### Provided data
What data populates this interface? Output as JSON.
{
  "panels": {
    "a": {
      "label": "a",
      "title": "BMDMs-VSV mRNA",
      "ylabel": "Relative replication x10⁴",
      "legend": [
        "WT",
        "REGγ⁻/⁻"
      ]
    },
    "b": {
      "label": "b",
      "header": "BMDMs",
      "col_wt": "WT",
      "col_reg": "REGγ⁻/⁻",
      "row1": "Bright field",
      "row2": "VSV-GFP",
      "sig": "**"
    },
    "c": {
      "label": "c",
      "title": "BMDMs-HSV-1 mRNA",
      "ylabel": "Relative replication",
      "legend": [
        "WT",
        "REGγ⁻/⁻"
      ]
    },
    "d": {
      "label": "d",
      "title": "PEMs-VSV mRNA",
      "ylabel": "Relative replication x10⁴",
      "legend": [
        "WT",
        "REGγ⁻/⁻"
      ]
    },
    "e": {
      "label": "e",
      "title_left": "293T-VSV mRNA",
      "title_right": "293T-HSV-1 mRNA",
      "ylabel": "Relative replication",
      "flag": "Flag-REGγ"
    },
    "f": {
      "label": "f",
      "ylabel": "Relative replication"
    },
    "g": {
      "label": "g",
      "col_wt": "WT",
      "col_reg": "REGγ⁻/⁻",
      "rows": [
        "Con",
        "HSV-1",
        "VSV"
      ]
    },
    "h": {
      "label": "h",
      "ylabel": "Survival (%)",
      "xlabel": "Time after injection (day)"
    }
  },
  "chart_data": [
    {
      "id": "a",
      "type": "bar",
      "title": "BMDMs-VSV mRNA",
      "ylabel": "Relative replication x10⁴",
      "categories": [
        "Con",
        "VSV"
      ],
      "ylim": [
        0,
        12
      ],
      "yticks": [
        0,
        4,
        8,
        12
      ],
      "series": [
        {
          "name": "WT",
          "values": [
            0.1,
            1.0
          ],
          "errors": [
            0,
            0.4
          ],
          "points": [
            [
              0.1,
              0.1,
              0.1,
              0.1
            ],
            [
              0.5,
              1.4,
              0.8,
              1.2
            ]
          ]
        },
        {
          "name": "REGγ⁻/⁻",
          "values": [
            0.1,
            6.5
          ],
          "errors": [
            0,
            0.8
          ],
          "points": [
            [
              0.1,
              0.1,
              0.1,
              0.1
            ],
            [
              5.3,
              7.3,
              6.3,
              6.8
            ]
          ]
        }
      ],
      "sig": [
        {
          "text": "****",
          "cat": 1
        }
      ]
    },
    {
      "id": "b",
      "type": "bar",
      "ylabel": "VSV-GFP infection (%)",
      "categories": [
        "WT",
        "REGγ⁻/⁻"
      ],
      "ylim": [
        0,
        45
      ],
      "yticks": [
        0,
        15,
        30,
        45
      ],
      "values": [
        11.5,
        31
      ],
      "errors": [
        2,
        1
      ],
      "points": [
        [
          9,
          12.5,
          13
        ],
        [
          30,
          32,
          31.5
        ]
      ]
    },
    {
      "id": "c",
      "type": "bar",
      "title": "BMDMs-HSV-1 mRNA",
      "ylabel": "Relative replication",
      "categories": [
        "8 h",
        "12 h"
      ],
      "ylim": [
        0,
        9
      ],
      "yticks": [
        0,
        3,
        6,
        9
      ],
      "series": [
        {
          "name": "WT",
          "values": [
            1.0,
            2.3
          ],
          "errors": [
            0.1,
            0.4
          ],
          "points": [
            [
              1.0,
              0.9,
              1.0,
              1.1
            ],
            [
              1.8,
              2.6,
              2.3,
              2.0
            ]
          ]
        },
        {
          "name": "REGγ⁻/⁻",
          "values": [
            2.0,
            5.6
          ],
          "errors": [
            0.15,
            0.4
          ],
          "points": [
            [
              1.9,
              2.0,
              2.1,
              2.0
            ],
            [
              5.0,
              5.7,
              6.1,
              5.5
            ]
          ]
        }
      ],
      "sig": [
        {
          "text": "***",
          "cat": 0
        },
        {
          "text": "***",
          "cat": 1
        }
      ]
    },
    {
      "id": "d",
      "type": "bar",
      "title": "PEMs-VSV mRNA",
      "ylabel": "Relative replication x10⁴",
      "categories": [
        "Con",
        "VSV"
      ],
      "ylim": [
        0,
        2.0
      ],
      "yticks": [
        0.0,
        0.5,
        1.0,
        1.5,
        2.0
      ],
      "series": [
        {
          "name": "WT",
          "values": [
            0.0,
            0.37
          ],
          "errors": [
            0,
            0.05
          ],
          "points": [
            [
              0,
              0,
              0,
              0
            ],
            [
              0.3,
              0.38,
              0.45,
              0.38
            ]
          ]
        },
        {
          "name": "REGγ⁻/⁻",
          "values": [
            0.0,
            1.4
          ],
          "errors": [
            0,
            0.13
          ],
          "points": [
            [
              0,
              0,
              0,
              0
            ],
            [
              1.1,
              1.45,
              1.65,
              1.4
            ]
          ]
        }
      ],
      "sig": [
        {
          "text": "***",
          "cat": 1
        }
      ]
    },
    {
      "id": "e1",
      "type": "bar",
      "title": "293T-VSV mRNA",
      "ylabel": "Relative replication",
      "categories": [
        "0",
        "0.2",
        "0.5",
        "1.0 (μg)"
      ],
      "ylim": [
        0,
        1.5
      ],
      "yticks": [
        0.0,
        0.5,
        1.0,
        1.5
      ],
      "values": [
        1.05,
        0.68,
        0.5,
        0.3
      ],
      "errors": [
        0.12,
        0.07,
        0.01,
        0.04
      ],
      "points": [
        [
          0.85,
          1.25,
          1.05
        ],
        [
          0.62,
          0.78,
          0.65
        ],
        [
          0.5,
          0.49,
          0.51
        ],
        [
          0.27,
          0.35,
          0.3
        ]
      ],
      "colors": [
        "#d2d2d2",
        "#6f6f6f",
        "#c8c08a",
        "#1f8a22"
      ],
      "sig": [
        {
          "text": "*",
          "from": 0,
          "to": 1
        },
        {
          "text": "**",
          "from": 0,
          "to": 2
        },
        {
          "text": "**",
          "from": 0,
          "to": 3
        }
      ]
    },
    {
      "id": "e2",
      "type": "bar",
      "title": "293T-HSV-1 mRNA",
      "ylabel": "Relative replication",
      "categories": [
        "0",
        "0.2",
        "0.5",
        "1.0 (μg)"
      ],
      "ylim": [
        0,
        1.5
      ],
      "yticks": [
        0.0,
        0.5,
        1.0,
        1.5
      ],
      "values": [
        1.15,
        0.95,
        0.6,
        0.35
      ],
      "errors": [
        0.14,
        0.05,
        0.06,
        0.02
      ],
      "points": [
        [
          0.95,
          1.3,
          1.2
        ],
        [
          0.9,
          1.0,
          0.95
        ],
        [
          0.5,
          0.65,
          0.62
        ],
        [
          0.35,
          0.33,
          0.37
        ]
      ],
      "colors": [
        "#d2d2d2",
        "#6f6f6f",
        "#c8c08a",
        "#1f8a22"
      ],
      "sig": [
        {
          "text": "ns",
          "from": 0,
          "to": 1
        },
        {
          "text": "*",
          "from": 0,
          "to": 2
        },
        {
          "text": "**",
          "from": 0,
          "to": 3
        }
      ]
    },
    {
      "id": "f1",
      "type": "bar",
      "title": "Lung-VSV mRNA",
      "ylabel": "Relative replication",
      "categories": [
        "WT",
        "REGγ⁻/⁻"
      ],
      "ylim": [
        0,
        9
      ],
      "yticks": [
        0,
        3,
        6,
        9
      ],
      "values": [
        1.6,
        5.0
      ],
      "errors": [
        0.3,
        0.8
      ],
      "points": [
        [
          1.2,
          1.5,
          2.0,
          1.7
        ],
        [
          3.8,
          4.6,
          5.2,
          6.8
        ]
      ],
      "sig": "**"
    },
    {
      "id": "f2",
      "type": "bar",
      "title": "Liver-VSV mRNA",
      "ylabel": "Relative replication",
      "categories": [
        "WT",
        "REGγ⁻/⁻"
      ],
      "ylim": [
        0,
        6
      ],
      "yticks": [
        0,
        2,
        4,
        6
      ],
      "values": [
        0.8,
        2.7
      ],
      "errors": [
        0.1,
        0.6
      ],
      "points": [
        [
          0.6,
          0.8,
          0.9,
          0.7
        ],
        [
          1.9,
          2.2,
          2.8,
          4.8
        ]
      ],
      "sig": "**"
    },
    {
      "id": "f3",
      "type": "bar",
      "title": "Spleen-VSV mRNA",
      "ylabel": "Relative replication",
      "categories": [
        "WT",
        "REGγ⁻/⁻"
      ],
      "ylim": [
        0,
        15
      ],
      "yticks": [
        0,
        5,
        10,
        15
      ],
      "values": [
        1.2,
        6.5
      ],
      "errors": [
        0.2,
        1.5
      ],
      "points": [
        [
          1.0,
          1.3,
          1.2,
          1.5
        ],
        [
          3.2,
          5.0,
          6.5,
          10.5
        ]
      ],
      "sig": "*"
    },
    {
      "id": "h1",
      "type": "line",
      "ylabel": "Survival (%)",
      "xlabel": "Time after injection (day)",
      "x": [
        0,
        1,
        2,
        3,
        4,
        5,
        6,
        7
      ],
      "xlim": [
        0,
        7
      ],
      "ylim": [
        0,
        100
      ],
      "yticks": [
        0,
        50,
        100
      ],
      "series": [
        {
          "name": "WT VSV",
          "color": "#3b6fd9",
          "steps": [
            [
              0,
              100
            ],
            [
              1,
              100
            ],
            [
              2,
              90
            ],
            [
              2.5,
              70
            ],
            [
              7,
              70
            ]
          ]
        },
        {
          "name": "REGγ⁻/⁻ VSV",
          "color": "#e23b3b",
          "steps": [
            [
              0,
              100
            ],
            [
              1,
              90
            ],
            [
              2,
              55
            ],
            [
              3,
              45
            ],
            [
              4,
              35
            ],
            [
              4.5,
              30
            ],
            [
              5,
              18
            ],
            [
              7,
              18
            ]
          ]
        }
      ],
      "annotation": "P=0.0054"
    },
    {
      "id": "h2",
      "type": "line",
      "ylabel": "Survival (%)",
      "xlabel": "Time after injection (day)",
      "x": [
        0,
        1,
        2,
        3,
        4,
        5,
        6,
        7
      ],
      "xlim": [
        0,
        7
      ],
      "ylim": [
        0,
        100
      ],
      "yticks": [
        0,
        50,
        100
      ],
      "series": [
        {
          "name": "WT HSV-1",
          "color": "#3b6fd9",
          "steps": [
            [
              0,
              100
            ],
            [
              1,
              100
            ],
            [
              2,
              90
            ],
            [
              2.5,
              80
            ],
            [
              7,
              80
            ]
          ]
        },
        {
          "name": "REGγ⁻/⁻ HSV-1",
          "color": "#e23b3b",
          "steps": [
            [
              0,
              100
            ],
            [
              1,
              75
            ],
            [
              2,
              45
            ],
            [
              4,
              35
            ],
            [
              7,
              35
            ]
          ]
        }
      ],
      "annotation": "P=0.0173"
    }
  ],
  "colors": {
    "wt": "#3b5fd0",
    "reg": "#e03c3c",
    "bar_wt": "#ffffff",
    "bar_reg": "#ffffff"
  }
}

### Task
Line count for the word "annotation": work out how many lines of the data above include it, and reply with that number alone.

### Task answer
2